Every line of the records that holds the word "legend" should be copied out.

[Start of section]

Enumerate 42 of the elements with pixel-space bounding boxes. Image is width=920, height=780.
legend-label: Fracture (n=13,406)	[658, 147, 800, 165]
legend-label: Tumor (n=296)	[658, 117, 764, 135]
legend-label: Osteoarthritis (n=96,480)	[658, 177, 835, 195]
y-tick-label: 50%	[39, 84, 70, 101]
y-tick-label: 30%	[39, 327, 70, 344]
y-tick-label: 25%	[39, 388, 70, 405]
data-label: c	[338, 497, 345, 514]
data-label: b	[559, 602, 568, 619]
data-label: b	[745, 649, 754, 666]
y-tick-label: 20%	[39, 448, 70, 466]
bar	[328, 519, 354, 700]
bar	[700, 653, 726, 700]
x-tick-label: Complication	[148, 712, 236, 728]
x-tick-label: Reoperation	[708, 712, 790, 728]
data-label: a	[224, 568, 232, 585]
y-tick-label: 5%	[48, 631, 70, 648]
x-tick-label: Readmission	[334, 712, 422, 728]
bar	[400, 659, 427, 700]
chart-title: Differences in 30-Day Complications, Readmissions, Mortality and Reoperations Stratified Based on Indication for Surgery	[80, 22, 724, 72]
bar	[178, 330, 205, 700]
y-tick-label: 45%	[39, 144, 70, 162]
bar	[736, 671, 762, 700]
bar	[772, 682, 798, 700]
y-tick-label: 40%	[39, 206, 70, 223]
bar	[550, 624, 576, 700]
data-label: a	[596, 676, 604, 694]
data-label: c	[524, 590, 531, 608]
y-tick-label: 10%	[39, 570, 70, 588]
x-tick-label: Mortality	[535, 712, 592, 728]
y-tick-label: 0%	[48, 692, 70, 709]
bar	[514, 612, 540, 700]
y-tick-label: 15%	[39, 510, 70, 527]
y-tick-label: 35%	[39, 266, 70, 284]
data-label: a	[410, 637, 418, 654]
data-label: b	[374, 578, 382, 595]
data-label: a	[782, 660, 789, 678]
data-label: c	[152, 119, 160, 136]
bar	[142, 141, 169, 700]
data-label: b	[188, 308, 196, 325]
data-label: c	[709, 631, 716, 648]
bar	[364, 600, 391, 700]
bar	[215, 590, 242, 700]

[End of section]

RESULT OF THIS TASK:
legend-label: Fracture (n=13,406)	[658, 147, 800, 165]
legend-label: Tumor (n=296)	[658, 117, 764, 135]
legend-label: Osteoarthritis (n=96,480)	[658, 177, 835, 195]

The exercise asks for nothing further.